> [Provided information]:
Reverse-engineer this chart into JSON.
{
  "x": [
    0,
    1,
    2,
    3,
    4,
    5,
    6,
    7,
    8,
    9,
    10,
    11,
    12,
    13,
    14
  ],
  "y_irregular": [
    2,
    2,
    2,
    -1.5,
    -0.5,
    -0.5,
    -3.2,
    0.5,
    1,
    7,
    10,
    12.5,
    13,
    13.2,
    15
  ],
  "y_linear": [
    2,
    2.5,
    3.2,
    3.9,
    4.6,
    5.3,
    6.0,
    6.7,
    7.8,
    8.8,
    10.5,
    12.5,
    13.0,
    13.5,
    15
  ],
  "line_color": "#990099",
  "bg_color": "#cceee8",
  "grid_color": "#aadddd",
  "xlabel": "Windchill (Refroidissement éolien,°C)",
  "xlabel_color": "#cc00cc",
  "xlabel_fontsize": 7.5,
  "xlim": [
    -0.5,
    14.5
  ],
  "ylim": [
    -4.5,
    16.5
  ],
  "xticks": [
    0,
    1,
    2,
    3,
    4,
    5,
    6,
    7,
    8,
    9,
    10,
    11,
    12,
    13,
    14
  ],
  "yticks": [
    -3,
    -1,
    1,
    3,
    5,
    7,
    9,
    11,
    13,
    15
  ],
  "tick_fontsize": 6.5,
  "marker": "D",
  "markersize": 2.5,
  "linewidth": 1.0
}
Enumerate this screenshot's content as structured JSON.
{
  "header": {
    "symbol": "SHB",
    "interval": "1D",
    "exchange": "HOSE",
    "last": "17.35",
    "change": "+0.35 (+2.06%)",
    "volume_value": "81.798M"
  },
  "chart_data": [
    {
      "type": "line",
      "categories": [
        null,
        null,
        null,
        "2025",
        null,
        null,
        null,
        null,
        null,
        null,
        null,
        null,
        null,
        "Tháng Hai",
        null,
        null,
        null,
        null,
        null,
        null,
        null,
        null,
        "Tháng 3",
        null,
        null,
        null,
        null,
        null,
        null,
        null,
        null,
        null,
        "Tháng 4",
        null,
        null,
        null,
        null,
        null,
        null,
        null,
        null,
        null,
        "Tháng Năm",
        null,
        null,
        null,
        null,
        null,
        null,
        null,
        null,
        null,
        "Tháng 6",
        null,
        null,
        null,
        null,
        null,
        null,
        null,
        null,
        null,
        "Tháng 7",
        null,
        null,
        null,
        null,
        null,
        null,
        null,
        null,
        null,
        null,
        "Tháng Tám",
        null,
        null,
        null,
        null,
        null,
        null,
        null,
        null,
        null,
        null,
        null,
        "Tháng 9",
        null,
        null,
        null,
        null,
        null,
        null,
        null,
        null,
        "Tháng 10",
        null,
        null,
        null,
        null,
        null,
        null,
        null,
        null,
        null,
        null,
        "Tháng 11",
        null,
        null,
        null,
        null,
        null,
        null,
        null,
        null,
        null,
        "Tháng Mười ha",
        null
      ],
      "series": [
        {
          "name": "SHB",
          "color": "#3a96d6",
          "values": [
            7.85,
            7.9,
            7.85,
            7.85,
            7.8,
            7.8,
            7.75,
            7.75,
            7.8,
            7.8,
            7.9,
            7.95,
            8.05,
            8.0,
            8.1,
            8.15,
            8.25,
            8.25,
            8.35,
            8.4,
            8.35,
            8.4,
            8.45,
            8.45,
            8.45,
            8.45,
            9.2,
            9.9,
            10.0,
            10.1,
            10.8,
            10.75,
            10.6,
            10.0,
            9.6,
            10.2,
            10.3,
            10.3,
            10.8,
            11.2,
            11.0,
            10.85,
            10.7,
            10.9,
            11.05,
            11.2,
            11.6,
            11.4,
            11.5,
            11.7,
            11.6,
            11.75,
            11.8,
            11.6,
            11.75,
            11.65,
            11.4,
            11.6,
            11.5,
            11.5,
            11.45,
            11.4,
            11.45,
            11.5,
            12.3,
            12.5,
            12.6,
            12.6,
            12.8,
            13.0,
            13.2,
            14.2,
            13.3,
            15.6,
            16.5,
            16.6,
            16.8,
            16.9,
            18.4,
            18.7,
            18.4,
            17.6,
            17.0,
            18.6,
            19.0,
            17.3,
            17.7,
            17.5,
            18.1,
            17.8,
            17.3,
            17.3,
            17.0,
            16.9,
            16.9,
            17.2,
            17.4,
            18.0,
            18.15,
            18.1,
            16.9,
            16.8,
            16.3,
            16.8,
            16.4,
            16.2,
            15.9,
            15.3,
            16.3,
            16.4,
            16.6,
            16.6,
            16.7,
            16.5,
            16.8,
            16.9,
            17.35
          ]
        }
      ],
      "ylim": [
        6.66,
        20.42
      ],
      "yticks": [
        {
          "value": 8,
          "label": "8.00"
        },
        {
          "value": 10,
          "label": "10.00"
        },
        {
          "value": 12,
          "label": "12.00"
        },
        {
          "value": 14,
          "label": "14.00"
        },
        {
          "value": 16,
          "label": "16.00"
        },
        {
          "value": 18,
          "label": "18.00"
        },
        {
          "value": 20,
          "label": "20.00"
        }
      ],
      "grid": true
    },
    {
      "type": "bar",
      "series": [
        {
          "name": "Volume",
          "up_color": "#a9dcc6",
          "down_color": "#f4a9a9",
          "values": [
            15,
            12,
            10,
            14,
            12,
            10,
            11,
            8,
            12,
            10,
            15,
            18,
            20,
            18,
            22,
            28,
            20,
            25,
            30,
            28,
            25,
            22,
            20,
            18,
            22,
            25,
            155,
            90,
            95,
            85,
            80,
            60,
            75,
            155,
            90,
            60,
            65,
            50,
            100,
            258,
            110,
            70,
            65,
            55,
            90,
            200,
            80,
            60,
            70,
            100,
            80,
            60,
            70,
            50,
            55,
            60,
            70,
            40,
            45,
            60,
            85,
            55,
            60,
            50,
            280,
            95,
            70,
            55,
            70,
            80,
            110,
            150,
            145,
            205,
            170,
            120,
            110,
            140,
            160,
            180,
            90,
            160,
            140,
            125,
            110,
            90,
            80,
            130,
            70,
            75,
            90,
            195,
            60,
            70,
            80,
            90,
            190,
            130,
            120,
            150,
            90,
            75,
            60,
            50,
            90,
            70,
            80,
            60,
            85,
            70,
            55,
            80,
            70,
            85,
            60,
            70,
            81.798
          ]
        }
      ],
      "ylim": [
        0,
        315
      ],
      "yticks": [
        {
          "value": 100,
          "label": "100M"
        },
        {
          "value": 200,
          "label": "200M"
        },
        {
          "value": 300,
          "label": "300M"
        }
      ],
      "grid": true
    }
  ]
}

> [Description of the task]: Each entry above is to be quoted exactly.

> [Written response]:
Reverse-engineer this chart into JSON.
{
  "x": [
    0,
    1,
    2,
    3,
    4,
    5,
    6,
    7,
    8,
    9,
    10,
    11,
    12,
    13,
    14
  ],
  "y_irregular": [
    2,
    2,
    2,
    -1.5,
    -0.5,
    -0.5,
    -3.2,
    0.5,
    1,
    7,
    10,
    12.5,
    13,
    13.2,
    15
  ],
  "y_linear": [
    2,
    2.5,
    3.2,
    3.9,
    4.6,
    5.3,
    6.0,
    6.7,
    7.8,
    8.8,
    10.5,
    12.5,
    13.0,
    13.5,
    15
  ],
  "line_color": "#990099",
  "bg_color": "#cceee8",
  "grid_color": "#aadddd",
  "xlabel": "Windchill (Refroidissement éolien,°C)",
  "xlabel_color": "#cc00cc",
  "xlabel_fontsize": 7.5,
  "xlim": [
    -0.5,
    14.5
  ],
  "ylim": [
    -4.5,
    16.5
  ],
  "xticks": [
    0,
    1,
    2,
    3,
    4,
    5,
    6,
    7,
    8,
    9,
    10,
    11,
    12,
    13,
    14
  ],
  "yticks": [
    -3,
    -1,
    1,
    3,
    5,
    7,
    9,
    11,
    13,
    15
  ],
  "tick_fontsize": 6.5,
  "marker": "D",
  "markersize": 2.5,
  "linewidth": 1.0
}
Enumerate this screenshot's content as structured JSON.
{
  "header": {
    "symbol": "SHB",
    "interval": "1D",
    "exchange": "HOSE",
    "last": "17.35",
    "change": "+0.35 (+2.06%)",
    "volume_value": "81.798M"
  },
  "chart_data": [
    {
      "type": "line",
      "categories": [
        null,
        null,
        null,
        "2025",
        null,
        null,
        null,
        null,
        null,
        null,
        null,
        null,
        null,
        "Tháng Hai",
        null,
        null,
        null,
        null,
        null,
        null,
        null,
        null,
        "Tháng 3",
        null,
        null,
        null,
        null,
        null,
        null,
        null,
        null,
        null,
        "Tháng 4",
        null,
        null,
        null,
        null,
        null,
        null,
        null,
        null,
        null,
        "Tháng Năm",
        null,
        null,
        null,
        null,
        null,
        null,
        null,
        null,
        null,
        "Tháng 6",
        null,
        null,
        null,
        null,
        null,
        null,
        null,
        null,
        null,
        "Tháng 7",
        null,
        null,
        null,
        null,
        null,
        null,
        null,
        null,
        null,
        null,
        "Tháng Tám",
        null,
        null,
        null,
        null,
        null,
        null,
        null,
        null,
        null,
        null,
        null,
        "Tháng 9",
        null,
        null,
        null,
        null,
        null,
        null,
        null,
        null,
        "Tháng 10",
        null,
        null,
        null,
        null,
        null,
        null,
        null,
        null,
        null,
        null,
        "Tháng 11",
        null,
        null,
        null,
        null,
        null,
        null,
        null,
        null,
        null,
        "Tháng Mười ha",
        null
      ],
      "series": [
        {
          "name": "SHB",
          "color": "#3a96d6",
          "values": [
            7.85,
            7.9,
            7.85,
            7.85,
            7.8,
            7.8,
            7.75,
            7.75,
            7.8,
            7.8,
            7.9,
            7.95,
            8.05,
            8.0,
            8.1,
            8.15,
            8.25,
            8.25,
            8.35,
            8.4,
            8.35,
            8.4,
            8.45,
            8.45,
            8.45,
            8.45,
            9.2,
            9.9,
            10.0,
            10.1,
            10.8,
            10.75,
            10.6,
            10.0,
            9.6,
            10.2,
            10.3,
            10.3,
            10.8,
            11.2,
            11.0,
            10.85,
            10.7,
            10.9,
            11.05,
            11.2,
            11.6,
            11.4,
            11.5,
            11.7,
            11.6,
            11.75,
            11.8,
            11.6,
            11.75,
            11.65,
            11.4,
            11.6,
            11.5,
            11.5,
            11.45,
            11.4,
            11.45,
            11.5,
            12.3,
            12.5,
            12.6,
            12.6,
            12.8,
            13.0,
            13.2,
            14.2,
            13.3,
            15.6,
            16.5,
            16.6,
            16.8,
            16.9,
            18.4,
            18.7,
            18.4,
            17.6,
            17.0,
            18.6,
            19.0,
            17.3,
            17.7,
            17.5,
            18.1,
            17.8,
            17.3,
            17.3,
            17.0,
            16.9,
            16.9,
            17.2,
            17.4,
            18.0,
            18.15,
            18.1,
            16.9,
            16.8,
            16.3,
            16.8,
            16.4,
            16.2,
            15.9,
            15.3,
            16.3,
            16.4,
            16.6,
            16.6,
            16.7,
            16.5,
            16.8,
            16.9,
            17.35
          ]
        }
      ],
      "ylim": [
        6.66,
        20.42
      ],
      "yticks": [
        {
          "value": 8,
          "label": "8.00"
        },
        {
          "value": 10,
          "label": "10.00"
        },
        {
          "value": 12,
          "label": "12.00"
        },
        {
          "value": 14,
          "label": "14.00"
        },
        {
          "value": 16,
          "label": "16.00"
        },
        {
          "value": 18,
          "label": "18.00"
        },
        {
          "value": 20,
          "label": "20.00"
        }
      ],
      "grid": true
    },
    {
      "type": "bar",
      "series": [
        {
          "name": "Volume",
          "up_color": "#a9dcc6",
          "down_color": "#f4a9a9",
          "values": [
            15,
            12,
            10,
            14,
            12,
            10,
            11,
            8,
            12,
            10,
            15,
            18,
            20,
            18,
            22,
            28,
            20,
            25,
            30,
            28,
            25,
            22,
            20,
            18,
            22,
            25,
            155,
            90,
            95,
            85,
            80,
            60,
            75,
            155,
            90,
            60,
            65,
            50,
            100,
            258,
            110,
            70,
            65,
            55,
            90,
            200,
            80,
            60,
            70,
            100,
            80,
            60,
            70,
            50,
            55,
            60,
            70,
            40,
            45,
            60,
            85,
            55,
            60,
            50,
            280,
            95,
            70,
            55,
            70,
            80,
            110,
            150,
            145,
            205,
            170,
            120,
            110,
            140,
            160,
            180,
            90,
            160,
            140,
            125,
            110,
            90,
            80,
            130,
            70,
            75,
            90,
            195,
            60,
            70,
            80,
            90,
            190,
            130,
            120,
            150,
            90,
            75,
            60,
            50,
            90,
            70,
            80,
            60,
            85,
            70,
            55,
            80,
            70,
            85,
            60,
            70,
            81.798
          ]
        }
      ],
      "ylim": [
        0,
        315
      ],
      "yticks": [
        {
          "value": 100,
          "label": "100M"
        },
        {
          "value": 200,
          "label": "200M"
        },
        {
          "value": 300,
          "label": "300M"
        }
      ],
      "grid": true
    }
  ]
}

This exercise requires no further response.